Return all of the entries word for word, but omit the pictures they contain.

[Figure contents as structured data]
>> start

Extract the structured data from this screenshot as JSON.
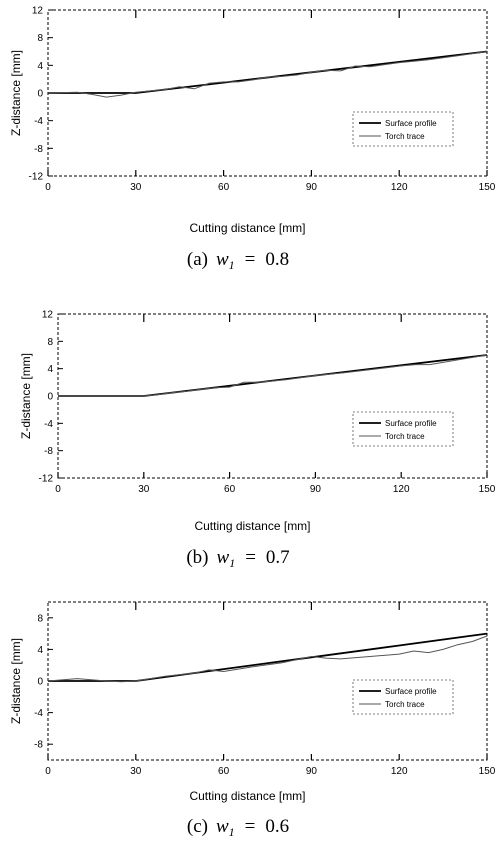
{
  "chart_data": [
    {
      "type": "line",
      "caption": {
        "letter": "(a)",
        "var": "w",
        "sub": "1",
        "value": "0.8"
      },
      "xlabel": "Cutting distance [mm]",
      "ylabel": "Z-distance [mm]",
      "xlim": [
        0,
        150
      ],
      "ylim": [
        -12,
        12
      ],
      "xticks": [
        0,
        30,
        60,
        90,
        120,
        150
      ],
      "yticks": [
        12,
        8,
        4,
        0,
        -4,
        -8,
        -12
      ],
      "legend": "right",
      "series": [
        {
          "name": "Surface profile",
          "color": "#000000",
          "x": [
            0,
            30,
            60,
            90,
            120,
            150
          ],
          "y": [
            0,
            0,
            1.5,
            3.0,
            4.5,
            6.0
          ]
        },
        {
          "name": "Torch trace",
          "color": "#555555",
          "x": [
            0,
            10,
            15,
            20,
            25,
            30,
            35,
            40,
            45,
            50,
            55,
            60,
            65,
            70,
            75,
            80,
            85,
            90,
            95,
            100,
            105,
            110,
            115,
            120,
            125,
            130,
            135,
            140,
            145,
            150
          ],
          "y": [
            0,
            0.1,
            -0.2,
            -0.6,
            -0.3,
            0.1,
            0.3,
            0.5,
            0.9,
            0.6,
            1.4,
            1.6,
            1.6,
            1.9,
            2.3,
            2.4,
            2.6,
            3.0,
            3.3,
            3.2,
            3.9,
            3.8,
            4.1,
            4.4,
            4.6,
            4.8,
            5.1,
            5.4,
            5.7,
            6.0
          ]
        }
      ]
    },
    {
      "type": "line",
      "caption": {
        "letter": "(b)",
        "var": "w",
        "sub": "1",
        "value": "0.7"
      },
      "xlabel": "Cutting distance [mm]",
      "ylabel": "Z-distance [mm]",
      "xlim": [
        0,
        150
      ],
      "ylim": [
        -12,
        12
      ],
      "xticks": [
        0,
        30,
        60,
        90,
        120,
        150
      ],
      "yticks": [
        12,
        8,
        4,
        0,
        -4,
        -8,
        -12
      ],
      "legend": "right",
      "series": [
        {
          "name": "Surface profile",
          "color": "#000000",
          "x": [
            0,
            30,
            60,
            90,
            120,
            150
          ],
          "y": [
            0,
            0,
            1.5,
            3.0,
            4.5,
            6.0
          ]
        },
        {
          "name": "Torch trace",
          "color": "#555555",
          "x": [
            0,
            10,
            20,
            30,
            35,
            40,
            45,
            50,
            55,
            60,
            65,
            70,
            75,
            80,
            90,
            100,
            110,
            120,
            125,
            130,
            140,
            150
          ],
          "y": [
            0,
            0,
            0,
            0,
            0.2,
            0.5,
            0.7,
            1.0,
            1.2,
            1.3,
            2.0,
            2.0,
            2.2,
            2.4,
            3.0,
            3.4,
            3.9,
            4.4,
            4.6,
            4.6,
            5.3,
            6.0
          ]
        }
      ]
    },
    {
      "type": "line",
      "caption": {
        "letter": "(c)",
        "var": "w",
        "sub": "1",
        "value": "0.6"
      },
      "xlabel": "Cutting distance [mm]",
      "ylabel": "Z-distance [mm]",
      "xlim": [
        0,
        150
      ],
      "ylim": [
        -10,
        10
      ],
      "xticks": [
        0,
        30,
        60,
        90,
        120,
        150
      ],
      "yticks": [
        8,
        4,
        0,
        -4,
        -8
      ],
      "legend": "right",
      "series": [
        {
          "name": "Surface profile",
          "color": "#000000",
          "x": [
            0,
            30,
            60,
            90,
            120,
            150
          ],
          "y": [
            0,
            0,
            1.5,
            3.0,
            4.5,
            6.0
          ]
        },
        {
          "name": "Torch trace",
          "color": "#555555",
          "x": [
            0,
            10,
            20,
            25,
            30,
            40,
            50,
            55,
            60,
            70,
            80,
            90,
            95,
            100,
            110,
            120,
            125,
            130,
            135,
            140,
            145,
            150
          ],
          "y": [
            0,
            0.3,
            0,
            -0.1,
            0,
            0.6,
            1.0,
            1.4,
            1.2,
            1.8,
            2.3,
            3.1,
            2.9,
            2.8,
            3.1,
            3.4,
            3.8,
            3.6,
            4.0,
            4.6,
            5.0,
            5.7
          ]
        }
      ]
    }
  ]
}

>> end

Solution to this task ::
Extract the structured data from this screenshot as JSON.
{
  "chart_data": [
    {
      "type": "line",
      "caption": {
        "letter": "(a)",
        "var": "w",
        "sub": "1",
        "value": "0.8"
      },
      "xlabel": "Cutting distance [mm]",
      "ylabel": "Z-distance [mm]",
      "xlim": [
        0,
        150
      ],
      "ylim": [
        -12,
        12
      ],
      "xticks": [
        0,
        30,
        60,
        90,
        120,
        150
      ],
      "yticks": [
        12,
        8,
        4,
        0,
        -4,
        -8,
        -12
      ],
      "legend": "right",
      "series": [
        {
          "name": "Surface profile",
          "color": "#000000",
          "x": [
            0,
            30,
            60,
            90,
            120,
            150
          ],
          "y": [
            0,
            0,
            1.5,
            3.0,
            4.5,
            6.0
          ]
        },
        {
          "name": "Torch trace",
          "color": "#555555",
          "x": [
            0,
            10,
            15,
            20,
            25,
            30,
            35,
            40,
            45,
            50,
            55,
            60,
            65,
            70,
            75,
            80,
            85,
            90,
            95,
            100,
            105,
            110,
            115,
            120,
            125,
            130,
            135,
            140,
            145,
            150
          ],
          "y": [
            0,
            0.1,
            -0.2,
            -0.6,
            -0.3,
            0.1,
            0.3,
            0.5,
            0.9,
            0.6,
            1.4,
            1.6,
            1.6,
            1.9,
            2.3,
            2.4,
            2.6,
            3.0,
            3.3,
            3.2,
            3.9,
            3.8,
            4.1,
            4.4,
            4.6,
            4.8,
            5.1,
            5.4,
            5.7,
            6.0
          ]
        }
      ]
    },
    {
      "type": "line",
      "caption": {
        "letter": "(b)",
        "var": "w",
        "sub": "1",
        "value": "0.7"
      },
      "xlabel": "Cutting distance [mm]",
      "ylabel": "Z-distance [mm]",
      "xlim": [
        0,
        150
      ],
      "ylim": [
        -12,
        12
      ],
      "xticks": [
        0,
        30,
        60,
        90,
        120,
        150
      ],
      "yticks": [
        12,
        8,
        4,
        0,
        -4,
        -8,
        -12
      ],
      "legend": "right",
      "series": [
        {
          "name": "Surface profile",
          "color": "#000000",
          "x": [
            0,
            30,
            60,
            90,
            120,
            150
          ],
          "y": [
            0,
            0,
            1.5,
            3.0,
            4.5,
            6.0
          ]
        },
        {
          "name": "Torch trace",
          "color": "#555555",
          "x": [
            0,
            10,
            20,
            30,
            35,
            40,
            45,
            50,
            55,
            60,
            65,
            70,
            75,
            80,
            90,
            100,
            110,
            120,
            125,
            130,
            140,
            150
          ],
          "y": [
            0,
            0,
            0,
            0,
            0.2,
            0.5,
            0.7,
            1.0,
            1.2,
            1.3,
            2.0,
            2.0,
            2.2,
            2.4,
            3.0,
            3.4,
            3.9,
            4.4,
            4.6,
            4.6,
            5.3,
            6.0
          ]
        }
      ]
    },
    {
      "type": "line",
      "caption": {
        "letter": "(c)",
        "var": "w",
        "sub": "1",
        "value": "0.6"
      },
      "xlabel": "Cutting distance [mm]",
      "ylabel": "Z-distance [mm]",
      "xlim": [
        0,
        150
      ],
      "ylim": [
        -10,
        10
      ],
      "xticks": [
        0,
        30,
        60,
        90,
        120,
        150
      ],
      "yticks": [
        8,
        4,
        0,
        -4,
        -8
      ],
      "legend": "right",
      "series": [
        {
          "name": "Surface profile",
          "color": "#000000",
          "x": [
            0,
            30,
            60,
            90,
            120,
            150
          ],
          "y": [
            0,
            0,
            1.5,
            3.0,
            4.5,
            6.0
          ]
        },
        {
          "name": "Torch trace",
          "color": "#555555",
          "x": [
            0,
            10,
            20,
            25,
            30,
            40,
            50,
            55,
            60,
            70,
            80,
            90,
            95,
            100,
            110,
            120,
            125,
            130,
            135,
            140,
            145,
            150
          ],
          "y": [
            0,
            0.3,
            0,
            -0.1,
            0,
            0.6,
            1.0,
            1.4,
            1.2,
            1.8,
            2.3,
            3.1,
            2.9,
            2.8,
            3.1,
            3.4,
            3.8,
            3.6,
            4.0,
            4.6,
            5.0,
            5.7
          ]
        }
      ]
    }
  ]
}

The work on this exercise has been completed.